• Material to process:
+---+
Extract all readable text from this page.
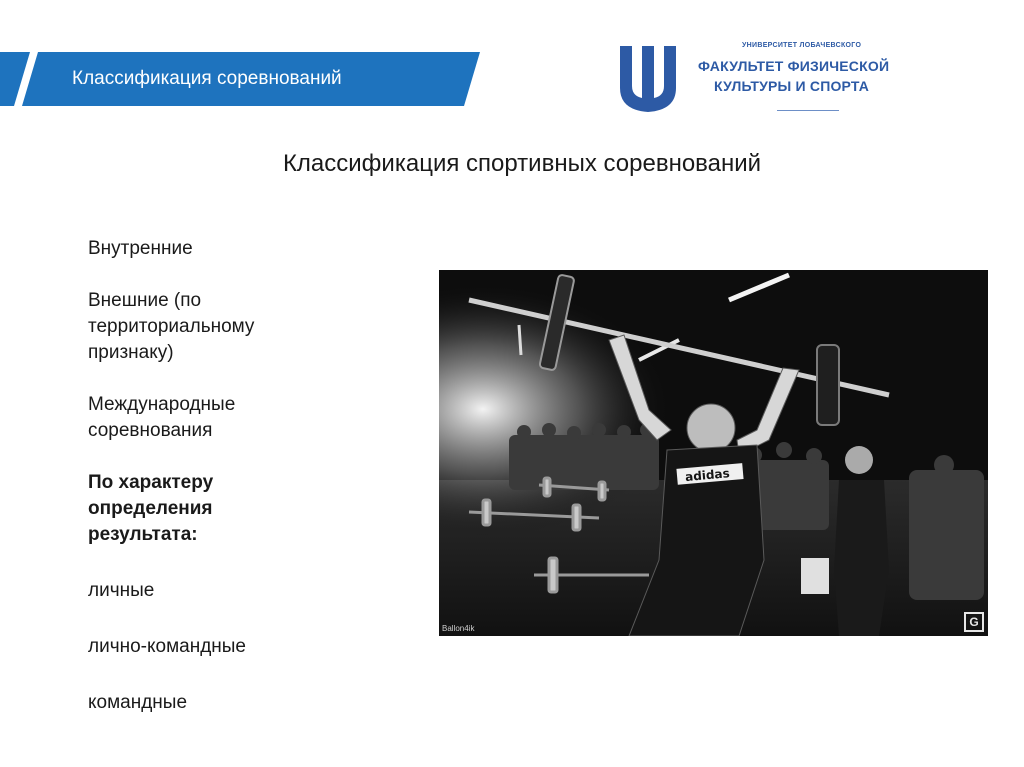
Классификация соревнований
УНИВЕРСИТЕТ ЛОБАЧЕВСКОГО
ФАКУЛЬТЕТ ФИЗИЧЕСКОЙ
КУЛЬТУРЫ И СПОРТА
Классификация спортивных соревнований
Внутренние
Внешние (по
территориальному
признаку)
Международные
соревнования
По характеру
определения
результата:
личные
лично-командные
командные
adidas
Ballon4ik	G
+---+
• Exercise:
Write out the records above exactly as they stand, leaving out every picture.

• Final result:
Extract all readable text from this page.
Классификация соревнований
УНИВЕРСИТЕТ ЛОБАЧЕВСКОГО
ФАКУЛЬТЕТ ФИЗИЧЕСКОЙ
КУЛЬТУРЫ И СПОРТА
Классификация спортивных соревнований
Внутренние
Внешние (по
территориальному
признаку)
Международные
соревнования
По характеру
определения
результата:
личные
лично-командные
командные
adidas
Ballon4ik	G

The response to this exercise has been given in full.